SHORT EXERCISE. Under this task are some entries; return every one of them exactly.

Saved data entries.
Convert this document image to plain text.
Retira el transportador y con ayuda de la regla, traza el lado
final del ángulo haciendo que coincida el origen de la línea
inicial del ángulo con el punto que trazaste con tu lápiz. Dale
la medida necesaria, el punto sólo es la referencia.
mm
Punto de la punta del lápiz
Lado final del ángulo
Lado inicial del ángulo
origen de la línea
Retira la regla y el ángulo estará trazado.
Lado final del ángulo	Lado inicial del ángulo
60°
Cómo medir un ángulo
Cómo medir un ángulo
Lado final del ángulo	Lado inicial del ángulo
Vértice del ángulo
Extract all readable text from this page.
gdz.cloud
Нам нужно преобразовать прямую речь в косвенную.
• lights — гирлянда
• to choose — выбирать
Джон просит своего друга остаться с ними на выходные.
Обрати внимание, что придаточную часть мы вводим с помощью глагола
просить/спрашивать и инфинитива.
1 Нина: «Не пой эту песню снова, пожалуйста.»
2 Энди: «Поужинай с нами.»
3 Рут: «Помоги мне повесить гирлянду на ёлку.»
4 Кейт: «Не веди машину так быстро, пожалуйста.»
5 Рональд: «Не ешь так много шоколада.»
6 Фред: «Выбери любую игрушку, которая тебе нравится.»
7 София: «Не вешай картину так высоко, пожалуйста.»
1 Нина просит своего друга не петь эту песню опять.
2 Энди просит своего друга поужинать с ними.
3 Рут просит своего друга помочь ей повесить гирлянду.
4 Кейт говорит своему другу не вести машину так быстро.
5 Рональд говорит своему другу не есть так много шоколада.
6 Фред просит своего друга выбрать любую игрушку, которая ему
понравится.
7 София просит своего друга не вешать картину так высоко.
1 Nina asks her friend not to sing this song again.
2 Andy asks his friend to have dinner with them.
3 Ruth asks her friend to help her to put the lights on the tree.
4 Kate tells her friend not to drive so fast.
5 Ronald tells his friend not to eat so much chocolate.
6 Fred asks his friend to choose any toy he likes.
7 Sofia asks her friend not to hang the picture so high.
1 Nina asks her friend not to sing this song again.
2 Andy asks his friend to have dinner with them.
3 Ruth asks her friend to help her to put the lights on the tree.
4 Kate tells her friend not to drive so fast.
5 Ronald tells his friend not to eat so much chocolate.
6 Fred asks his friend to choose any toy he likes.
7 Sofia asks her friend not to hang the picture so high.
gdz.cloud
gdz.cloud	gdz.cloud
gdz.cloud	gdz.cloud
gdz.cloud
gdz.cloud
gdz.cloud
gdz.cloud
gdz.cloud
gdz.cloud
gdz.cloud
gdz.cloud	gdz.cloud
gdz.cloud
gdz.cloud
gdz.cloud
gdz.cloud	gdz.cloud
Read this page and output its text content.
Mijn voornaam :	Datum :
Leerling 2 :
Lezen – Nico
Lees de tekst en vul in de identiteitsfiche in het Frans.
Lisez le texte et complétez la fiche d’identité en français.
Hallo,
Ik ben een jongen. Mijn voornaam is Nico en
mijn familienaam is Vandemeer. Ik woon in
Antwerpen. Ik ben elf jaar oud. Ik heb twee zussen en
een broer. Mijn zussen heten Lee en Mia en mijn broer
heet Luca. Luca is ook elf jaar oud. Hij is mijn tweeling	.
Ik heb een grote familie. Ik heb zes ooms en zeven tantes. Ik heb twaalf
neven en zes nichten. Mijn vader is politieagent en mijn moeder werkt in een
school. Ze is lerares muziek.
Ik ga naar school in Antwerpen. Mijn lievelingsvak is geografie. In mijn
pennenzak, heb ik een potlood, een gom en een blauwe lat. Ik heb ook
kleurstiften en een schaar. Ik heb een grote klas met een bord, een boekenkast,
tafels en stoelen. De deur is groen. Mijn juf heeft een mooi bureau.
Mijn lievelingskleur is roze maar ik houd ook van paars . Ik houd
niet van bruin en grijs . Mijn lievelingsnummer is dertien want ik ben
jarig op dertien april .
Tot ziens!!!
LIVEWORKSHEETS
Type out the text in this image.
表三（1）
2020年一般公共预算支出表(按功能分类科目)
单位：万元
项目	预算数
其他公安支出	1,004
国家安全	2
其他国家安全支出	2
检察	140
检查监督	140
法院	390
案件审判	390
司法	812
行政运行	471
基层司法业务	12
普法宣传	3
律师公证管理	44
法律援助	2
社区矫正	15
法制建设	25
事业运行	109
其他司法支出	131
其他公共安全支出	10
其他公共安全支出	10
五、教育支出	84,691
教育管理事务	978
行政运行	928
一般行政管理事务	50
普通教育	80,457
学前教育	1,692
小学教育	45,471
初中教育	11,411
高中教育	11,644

TASK RESPONSE.
Convert this document image to plain text.
Retira el transportador y con ayuda de la regla, traza el lado
final del ángulo haciendo que coincida el origen de la línea
inicial del ángulo con el punto que trazaste con tu lápiz. Dale
la medida necesaria, el punto sólo es la referencia.
mm
Punto de la punta del lápiz
Lado final del ángulo
Lado inicial del ángulo
origen de la línea
Retira la regla y el ángulo estará trazado.
Lado final del ángulo	Lado inicial del ángulo
60°
Cómo medir un ángulo
Cómo medir un ángulo
Lado final del ángulo	Lado inicial del ángulo
Vértice del ángulo
Extract all readable text from this page.
gdz.cloud
Нам нужно преобразовать прямую речь в косвенную.
• lights — гирлянда
• to choose — выбирать
Джон просит своего друга остаться с ними на выходные.
Обрати внимание, что придаточную часть мы вводим с помощью глагола
просить/спрашивать и инфинитива.
1 Нина: «Не пой эту песню снова, пожалуйста.»
2 Энди: «Поужинай с нами.»
3 Рут: «Помоги мне повесить гирлянду на ёлку.»
4 Кейт: «Не веди машину так быстро, пожалуйста.»
5 Рональд: «Не ешь так много шоколада.»
6 Фред: «Выбери любую игрушку, которая тебе нравится.»
7 София: «Не вешай картину так высоко, пожалуйста.»
1 Нина просит своего друга не петь эту песню опять.
2 Энди просит своего друга поужинать с ними.
3 Рут просит своего друга помочь ей повесить гирлянду.
4 Кейт говорит своему другу не вести машину так быстро.
5 Рональд говорит своему другу не есть так много шоколада.
6 Фред просит своего друга выбрать любую игрушку, которая ему
понравится.
7 София просит своего друга не вешать картину так высоко.
1 Nina asks her friend not to sing this song again.
2 Andy asks his friend to have dinner with them.
3 Ruth asks her friend to help her to put the lights on the tree.
4 Kate tells her friend not to drive so fast.
5 Ronald tells his friend not to eat so much chocolate.
6 Fred asks his friend to choose any toy he likes.
7 Sofia asks her friend not to hang the picture so high.
1 Nina asks her friend not to sing this song again.
2 Andy asks his friend to have dinner with them.
3 Ruth asks her friend to help her to put the lights on the tree.
4 Kate tells her friend not to drive so fast.
5 Ronald tells his friend not to eat so much chocolate.
6 Fred asks his friend to choose any toy he likes.
7 Sofia asks her friend not to hang the picture so high.
gdz.cloud
gdz.cloud	gdz.cloud
gdz.cloud	gdz.cloud
gdz.cloud
gdz.cloud
gdz.cloud
gdz.cloud
gdz.cloud
gdz.cloud
gdz.cloud
gdz.cloud	gdz.cloud
gdz.cloud
gdz.cloud
gdz.cloud
gdz.cloud	gdz.cloud
Read this page and output its text content.
Mijn voornaam :	Datum :
Leerling 2 :
Lezen – Nico
Lees de tekst en vul in de identiteitsfiche in het Frans.
Lisez le texte et complétez la fiche d’identité en français.
Hallo,
Ik ben een jongen. Mijn voornaam is Nico en
mijn familienaam is Vandemeer. Ik woon in
Antwerpen. Ik ben elf jaar oud. Ik heb twee zussen en
een broer. Mijn zussen heten Lee en Mia en mijn broer
heet Luca. Luca is ook elf jaar oud. Hij is mijn tweeling	.
Ik heb een grote familie. Ik heb zes ooms en zeven tantes. Ik heb twaalf
neven en zes nichten. Mijn vader is politieagent en mijn moeder werkt in een
school. Ze is lerares muziek.
Ik ga naar school in Antwerpen. Mijn lievelingsvak is geografie. In mijn
pennenzak, heb ik een potlood, een gom en een blauwe lat. Ik heb ook
kleurstiften en een schaar. Ik heb een grote klas met een bord, een boekenkast,
tafels en stoelen. De deur is groen. Mijn juf heeft een mooi bureau.
Mijn lievelingskleur is roze maar ik houd ook van paars . Ik houd
niet van bruin en grijs . Mijn lievelingsnummer is dertien want ik ben
jarig op dertien april .
Tot ziens!!!
LIVEWORKSHEETS
Type out the text in this image.
表三（1）
2020年一般公共预算支出表(按功能分类科目)
单位：万元
项目	预算数
其他公安支出	1,004
国家安全	2
其他国家安全支出	2
检察	140
检查监督	140
法院	390
案件审判	390
司法	812
行政运行	471
基层司法业务	12
普法宣传	3
律师公证管理	44
法律援助	2
社区矫正	15
法制建设	25
事业运行	109
其他司法支出	131
其他公共安全支出	10
其他公共安全支出	10
五、教育支出	84,691
教育管理事务	978
行政运行	928
一般行政管理事务	50
普通教育	80,457
学前教育	1,692
小学教育	45,471
初中教育	11,411
高中教育	11,644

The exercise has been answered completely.